Check each line of the records below and collect those that include the word "India".

Supplied data —
::::

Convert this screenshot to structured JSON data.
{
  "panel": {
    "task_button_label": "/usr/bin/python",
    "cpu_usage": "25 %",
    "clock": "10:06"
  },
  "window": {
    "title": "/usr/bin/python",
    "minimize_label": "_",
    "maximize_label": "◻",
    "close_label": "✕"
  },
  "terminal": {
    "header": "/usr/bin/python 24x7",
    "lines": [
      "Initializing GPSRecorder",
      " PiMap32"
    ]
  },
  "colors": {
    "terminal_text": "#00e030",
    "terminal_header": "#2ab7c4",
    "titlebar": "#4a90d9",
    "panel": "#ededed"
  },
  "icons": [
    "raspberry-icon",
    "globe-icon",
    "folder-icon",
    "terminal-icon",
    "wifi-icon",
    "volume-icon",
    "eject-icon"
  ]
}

::::

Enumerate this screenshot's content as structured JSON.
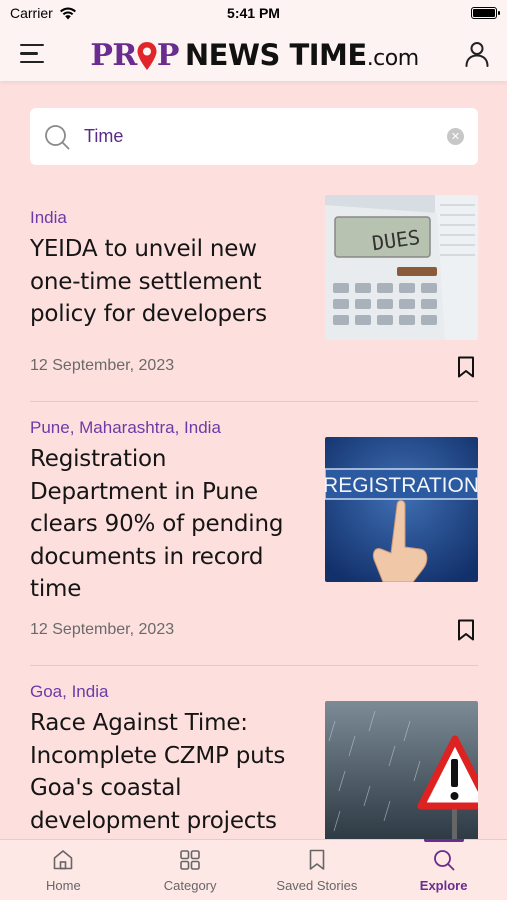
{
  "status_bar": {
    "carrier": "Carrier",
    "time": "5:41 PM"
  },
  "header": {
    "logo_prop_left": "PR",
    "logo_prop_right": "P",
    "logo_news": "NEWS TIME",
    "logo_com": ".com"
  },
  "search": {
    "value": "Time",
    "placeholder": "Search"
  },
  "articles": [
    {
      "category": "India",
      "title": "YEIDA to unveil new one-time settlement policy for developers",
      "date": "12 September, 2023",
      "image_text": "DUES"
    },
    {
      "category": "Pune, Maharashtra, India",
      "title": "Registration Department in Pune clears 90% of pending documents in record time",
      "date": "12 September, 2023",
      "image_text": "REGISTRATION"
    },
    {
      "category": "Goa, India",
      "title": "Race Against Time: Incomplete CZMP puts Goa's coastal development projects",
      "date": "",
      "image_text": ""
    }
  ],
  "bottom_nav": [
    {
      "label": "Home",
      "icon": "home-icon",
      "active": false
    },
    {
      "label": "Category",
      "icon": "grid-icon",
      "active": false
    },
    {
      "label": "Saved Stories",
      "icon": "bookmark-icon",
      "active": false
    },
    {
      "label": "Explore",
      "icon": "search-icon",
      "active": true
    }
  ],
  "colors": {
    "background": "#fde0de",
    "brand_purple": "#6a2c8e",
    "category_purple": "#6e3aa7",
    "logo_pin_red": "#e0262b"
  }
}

::::

Exercise solution —
      "category": "India",
      "category": "Pune, Maharashtra, India",
      "category": "Goa, India",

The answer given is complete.